* START *

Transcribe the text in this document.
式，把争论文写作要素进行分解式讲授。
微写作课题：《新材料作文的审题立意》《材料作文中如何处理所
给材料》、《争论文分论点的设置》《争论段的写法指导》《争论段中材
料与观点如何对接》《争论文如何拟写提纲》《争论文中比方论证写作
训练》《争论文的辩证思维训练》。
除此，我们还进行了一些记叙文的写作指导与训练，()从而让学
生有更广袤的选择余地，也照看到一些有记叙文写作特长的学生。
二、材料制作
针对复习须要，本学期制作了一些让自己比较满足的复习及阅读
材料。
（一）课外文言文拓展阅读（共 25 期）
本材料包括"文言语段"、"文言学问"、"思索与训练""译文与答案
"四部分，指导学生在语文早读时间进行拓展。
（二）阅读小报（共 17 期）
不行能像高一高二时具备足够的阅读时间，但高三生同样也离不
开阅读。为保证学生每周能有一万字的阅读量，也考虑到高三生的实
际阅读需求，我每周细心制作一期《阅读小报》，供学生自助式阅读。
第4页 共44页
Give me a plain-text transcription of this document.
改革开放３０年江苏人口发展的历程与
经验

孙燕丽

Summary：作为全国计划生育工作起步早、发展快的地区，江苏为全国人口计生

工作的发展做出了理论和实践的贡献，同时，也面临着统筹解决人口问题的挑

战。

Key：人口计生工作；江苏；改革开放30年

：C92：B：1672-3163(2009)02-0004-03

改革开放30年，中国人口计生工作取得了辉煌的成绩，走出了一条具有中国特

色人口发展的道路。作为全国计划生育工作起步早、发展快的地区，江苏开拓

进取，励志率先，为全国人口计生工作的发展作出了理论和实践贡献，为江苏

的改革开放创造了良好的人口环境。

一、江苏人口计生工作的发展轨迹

* END *

§ **Work instructions**: Print only the lines from the one with "Give me a plain-text" to the end of the records, both included.

§ **Final answer**:
Give me a plain-text transcription of this document.
改革开放３０年江苏人口发展的历程与
经验

孙燕丽

Summary：作为全国计划生育工作起步早、发展快的地区，江苏为全国人口计生

工作的发展做出了理论和实践的贡献，同时，也面临着统筹解决人口问题的挑

战。

Key：人口计生工作；江苏；改革开放30年

：C92：B：1672-3163(2009)02-0004-03

改革开放30年，中国人口计生工作取得了辉煌的成绩，走出了一条具有中国特

色人口发展的道路。作为全国计划生育工作起步早、发展快的地区，江苏开拓

进取，励志率先，为全国人口计生工作的发展作出了理论和实践贡献，为江苏

的改革开放创造了良好的人口环境。

一、江苏人口计生工作的发展轨迹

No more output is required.